### Lines of data
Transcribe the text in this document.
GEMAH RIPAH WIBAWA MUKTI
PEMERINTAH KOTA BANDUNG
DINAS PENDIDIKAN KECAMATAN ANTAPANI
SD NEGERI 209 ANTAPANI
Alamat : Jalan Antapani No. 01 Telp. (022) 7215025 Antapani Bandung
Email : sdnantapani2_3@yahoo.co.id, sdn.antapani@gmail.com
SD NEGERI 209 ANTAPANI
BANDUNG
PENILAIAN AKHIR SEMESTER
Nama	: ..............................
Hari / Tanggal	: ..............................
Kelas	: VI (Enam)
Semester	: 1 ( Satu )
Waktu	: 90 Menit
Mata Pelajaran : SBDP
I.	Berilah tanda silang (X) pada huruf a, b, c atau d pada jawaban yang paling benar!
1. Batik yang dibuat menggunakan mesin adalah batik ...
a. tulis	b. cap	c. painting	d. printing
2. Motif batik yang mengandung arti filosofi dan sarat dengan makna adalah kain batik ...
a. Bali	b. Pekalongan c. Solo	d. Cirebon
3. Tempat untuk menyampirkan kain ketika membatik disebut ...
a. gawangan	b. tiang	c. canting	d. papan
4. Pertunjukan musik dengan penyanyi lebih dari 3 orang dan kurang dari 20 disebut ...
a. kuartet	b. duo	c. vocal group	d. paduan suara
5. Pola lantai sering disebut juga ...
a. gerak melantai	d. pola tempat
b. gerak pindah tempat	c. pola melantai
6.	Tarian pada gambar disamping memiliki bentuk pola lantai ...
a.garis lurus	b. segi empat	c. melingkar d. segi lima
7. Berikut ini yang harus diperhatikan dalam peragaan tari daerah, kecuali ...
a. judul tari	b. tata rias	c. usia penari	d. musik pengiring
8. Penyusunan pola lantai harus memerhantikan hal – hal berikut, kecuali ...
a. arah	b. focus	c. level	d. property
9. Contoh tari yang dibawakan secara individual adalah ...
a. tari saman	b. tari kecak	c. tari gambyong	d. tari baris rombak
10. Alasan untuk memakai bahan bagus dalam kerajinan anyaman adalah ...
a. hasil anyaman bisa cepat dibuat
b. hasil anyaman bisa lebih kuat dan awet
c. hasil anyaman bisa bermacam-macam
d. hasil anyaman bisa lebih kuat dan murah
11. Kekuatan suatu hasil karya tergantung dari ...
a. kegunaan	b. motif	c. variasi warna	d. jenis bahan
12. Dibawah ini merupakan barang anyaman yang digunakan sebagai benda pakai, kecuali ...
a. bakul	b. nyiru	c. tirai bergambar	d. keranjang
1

### WRITTEN EXERCISE
From the data above, copy each line that has the string "untuk".

### RESPONSE FOR THIS EXERCISE
3. Tempat untuk menyampirkan kain ketika membatik disebut ...
10. Alasan untuk memakai bahan bagus dalam kerajinan anyaman adalah ...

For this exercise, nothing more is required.